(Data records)
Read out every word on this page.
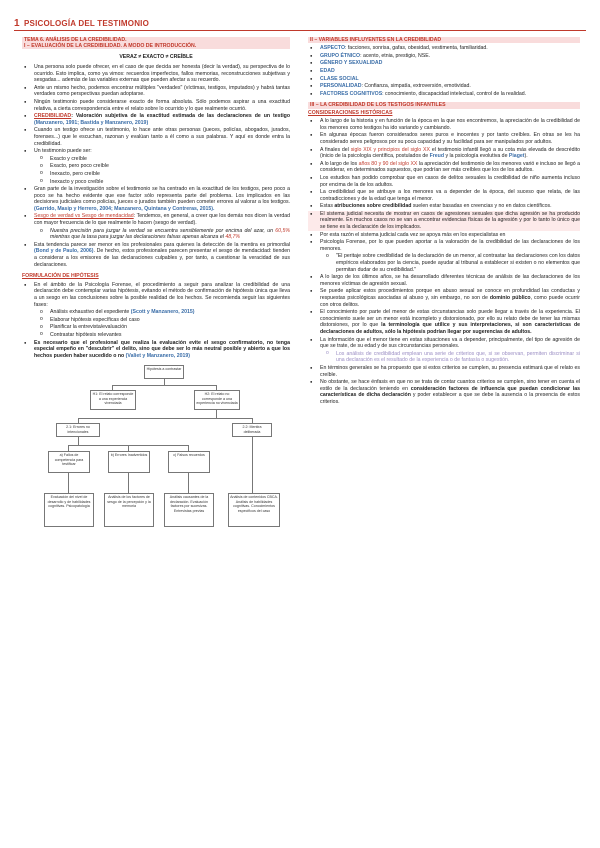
1 PSICOLOGÍA DEL TESTIMONIO
TEMA 6. ANÁLISIS DE LA CREDIBILIDAD.
I – EVALUACIÓN DE LA CREDIBILIDAD. A MODO DE INTRODUCCIÓN.
VERAZ ≠ EXACTO ≠ CREÍBLE
● Una persona solo puede ofrecer, en el caso de que decida ser honesta (decir la verdad), su perspectiva de lo ocurrido. Esto implica, como ya vimos: recuerdos imperfectos, fallos memorias, reconstrucciones subjetivas y sesgadas... además de las variables externas que pueden afectar a su recuerdo.
● Ante un mismo hecho, podemos encontrar múltiples "verdades" (víctimas, testigos, imputados) y habrá tantas verdades como perspectivas puedan adoptarse.
● Ningún testimonio puede considerarse exacto de forma absoluta. Sólo podemos aspirar a una exactitud relativa, a cierta correspondencia entre el relato sobre lo ocurrido y lo que realmente ocurrió.
● CREDIBILIDAD: Valoración subjetiva de la exactitud estimada de las declaraciones de un testigo (Manzanero, 1991; Bastida y Manzanero, 2019)
● Cuando un testigo ofrece un testimonio, lo hace ante otras personas (jueces, policías, abogados, jurados, forenses...) que le escuchan, razonan y evalúan tanto a él como a sus palabras. Y aquí es donde entra la credibilidad.
● Un testimonio puede ser:
o Exacto y creíble
o Exacto, pero poco creíble
o Inexacto, pero creíble
o Inexacto y poco creíble
● Gran parte de la investigación sobre el testimonio se ha centrado en la exactitud de los testigos, pero poco a poco se ha hecho evidente que ese factor sólo representa parte del problema. Los implicados en las decisiones judiciales como policías, jueces o jurados también pueden cometer errores al valorar a los testigos. (Garrido, Masip y Herrero, 2004; Manzanero, Quintana y Contreras, 2015).
● Sesgo de verdad vs Sesgo de mendacidad: Tendemos, en general, a creer que los demás nos dicen la verdad con mayor frecuencia de lo que realmente lo hacen (sesgo de verdad).
o Nuestra precisión para juzgar la verdad se encuentra sensiblemente por encima del azar, un 60,5% mientras que la tasa para juzgar las declaraciones falsas apenas alcanza el 48,7%
● Esta tendencia parece ser menor en los profesionales para quienes la detección de la mentira es primordial (Bond y de Paulo, 2006). De hecho, estos profesionales parecen presentar el sesgo de mendacidad: tienden a considerar a los emisores de las declaraciones culpables y, por tanto, a cuestionar la veracidad de sus declaraciones.
FORMULACIÓN DE HIPÓTESIS
● En el ámbito de la Psicología Forense, el procedimiento a seguir para analizar la credibilidad de una declaración debe contemplar varias hipótesis, evitando el método de confirmación de hipótesis única que lleva a un sesgo en las conclusiones sobre la posible realidad de los hechos. Se recomienda seguir las siguientes fases:
o Análisis exhaustivo del expediente (Scott y Manzanero, 2015)
o Elaborar hipótesis específicas del caso
o Planificar la entrevista/evaluación
o Contrastar hipótesis relevantes
● Es necesario que el profesional que realiza la evaluación evite el sesgo confirmatorio, no tenga especial empeño en "descubrir" el delito, sino que debe ser lo más neutral posible y abierto a que los hechos pueden haber sucedido o no (Valiet y Manzanero, 2019)
Hipótesis a contrastar
H1: El relato corresponde a una experiencia vivenciada
H2: El relato no corresponde a una experiencia no vivenciada
2.1: Errores no intencionales
2.2: Mentira deliberada
a) Fallos de competencia para testificar
b) Errores Inadvertidos	c) Falsos recuerdos
Evaluación del nivel de desarrollo y de habilidades cognitivas. Psicopatología
Análisis de los factores de sesgo de la percepción y la memoria
Análisis causantes de la declaración. Evaluación factores por sucesivas. Entrevistas previas
Análisis de contenidos CBCA. Análisis de habilidades cognitivas. Conocimientos específicos del caso
II – VARIABLES INFLUYENTES EN LA CREDIBILIDAD
● ASPECTO: facciones, sonrisa, gafas, obesidad, vestimenta, familiaridad.
● GRUPO ÉTNICO: acento, etnia, prestigio, NSE.
● GÉNERO Y SEXUALIDAD
● EDAD
● CLASE SOCIAL
● PERSONALIDAD: Confianza, simpatía, extroversión, emotividad.
● FACTORES COGNITIVOS: conocimiento, discapacidad intelectual, control de la realidad.
III – LA CREDIBILIDAD DE LOS TESTIGOS INFANTILES
CONSIDERACIONES HISTÓRICAS
● A lo largo de la historia y en función de la época en la que nos encontremos, la apreciación de la credibilidad de los menores como testigos ha ido variando y cambiando.
● En algunas épocas fueron considerados seres puros e inocentes y por tanto creíbles. En otras se les ha considerado seres peligrosos por su poca capacidad y su facilidad para ser manipulados por adultos.
● A finales del siglo XIX y principios del siglo XX el testimonio infantil llegó a su cota más elevada de descrédito (inicio de la psicología científica, postulados de Freud y la psicología evolutiva de Piaget).
● A lo largo de los años 80 y 90 del siglo XX la apreciación del testimonio de los menores varió e incluso se llegó a considerar, en determinados supuestos, que podrían ser más creíbles que los de los adultos.
● Los estudios han podido comprobar que en casos de delitos sexuales la credibilidad de niño aumenta incluso por encima de la de los adultos.
● La credibilidad que se atribuye a los menores va a depender de la época, del suceso que relata, de las contradicciones y de la edad que tenga el menor.
● Estas atribuciones sobre credibilidad suelen estar basadas en creencias y no en datos científicos.
● El sistema judicial necesita de mostrar en casos de agresiones sexuales que dicha agresión se ha producido realmente. En muchos casos no se van a encontrar evidencias físicas de la agresión y por lo tanto lo único que se tiene es la declaración de los implicados.
● Por esta razón el sistema judicial cada vez se apoya más en los especialistas en
● Psicología Forense, por lo que pueden aportar a la valoración de la credibilidad de las declaraciones de los menores.
o "El peritaje sobre credibilidad de la declaración de un menor, al contrastar las declaraciones con los datos empíricos elaborados por la ciencia, puede ayudar al tribunal a establecer si existen o no elementos que permitan dudar de su credibilidad."
● A lo largo de los últimos años, se ha desarrollado diferentes técnicas de análisis de las declaraciones de los menores víctimas de agresión sexual.
● Se puede aplicar estos procedimientos porque en abuso sexual se conoce en profundidad las conductas y respuestas psicológicas asociadas al abuso y, sin embargo, no son de dominio público, como puede ocurrir con otros delitos.
● El conocimiento por parte del menor de estas circunstancias solo puede llegar a través de la experiencia. El conocimiento suele ser un menor está incompleto y distorsionado, por ello su relato debe de tener las mismas distorsiones, por lo que la terminología que utilice y sus interpretaciones, si son características de declaraciones de adultos, sólo la hipótesis podrían llegar por sugerencias de adultos.
● La información que el menor tiene en estas situaciones va a depender, principalmente, del tipo de agresión de que se trate, de su edad y de sus circunstancias personales.
o Los análisis de credibilidad emplean una serie de criterios que, si se observan, permiten discriminar si una declaración es el resultado de la experiencia o de fantasía o sugestión.
● En términos generales se ha propuesto que si estos criterios se cumplen, su presencia estimará que el relato es creíble.
● No obstante, se hace énfasis en que no se trata de contar cuantos criterios se cumplen, sino tener en cuenta el estilo de la declaración teniendo en consideración factores de influencia que puedan condicionar las características de dicha declaración y poder establecer a que se debe la ausencia o la presencia de estos criterios.
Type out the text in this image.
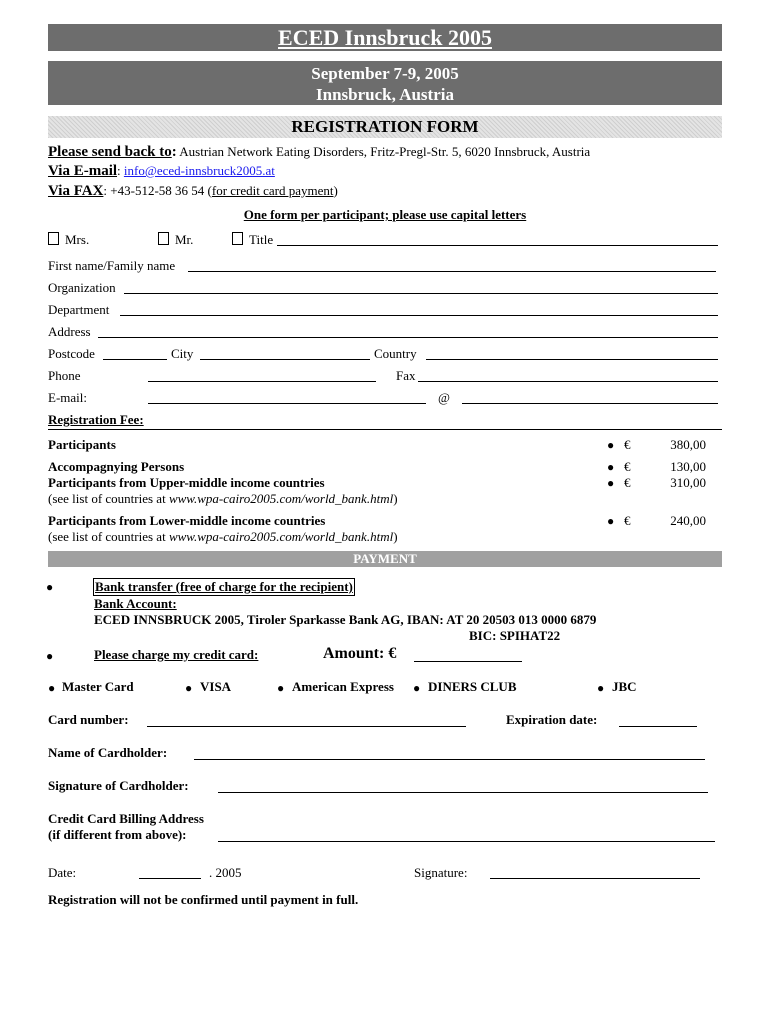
ECED Innsbruck 2005
September 7-9, 2005
Innsbruck, Austria
REGISTRATION FORM
Please send back to: Austrian Network Eating Disorders, Fritz-Pregl-Str. 5, 6020 Innsbruck, Austria
Via E-mail: info@eced-innsbruck2005.at
Via FAX: +43-512-58 36 54 (for credit card payment)
One form per participant; please use capital letters
Mrs.	Mr.	Title
First name/Family name
Organization
Department
Address
Postcode	City	Country
Phone	Fax
E-mail:	@
Registration Fee:
Participants	● €	380,00
Accompagnying Persons	● €	130,00
Participants from Upper-middle income countries	● €	310,00
(see list of countries at www.wpa-cairo2005.com/world_bank.html)
Participants from Lower-middle income countries	● €	240,00
(see list of countries at www.wpa-cairo2005.com/world_bank.html)
PAYMENT
●	Bank transfer (free of charge for the recipient)
Bank Account:
ECED INNSBRUCK 2005, Tiroler Sparkasse Bank AG, IBAN: AT 20 20503 013 0000 6879
BIC: SPIHAT22
●	Please charge my credit card:	Amount: €
● Master Card	● VISA	● American Express ● DINERS CLUB	● JBC
Card number:	Expiration date:
Name of Cardholder:
Signature of Cardholder:
Credit Card Billing Address
(if different from above):
Date:	. 2005	Signature:
Registration will not be confirmed until payment in full.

Exercise description ::
Using the listing above, list every line in which the string "Inexacto" occurs.

Solved problem ::
o Inexacto, pero creíble
o Inexacto y poco creíble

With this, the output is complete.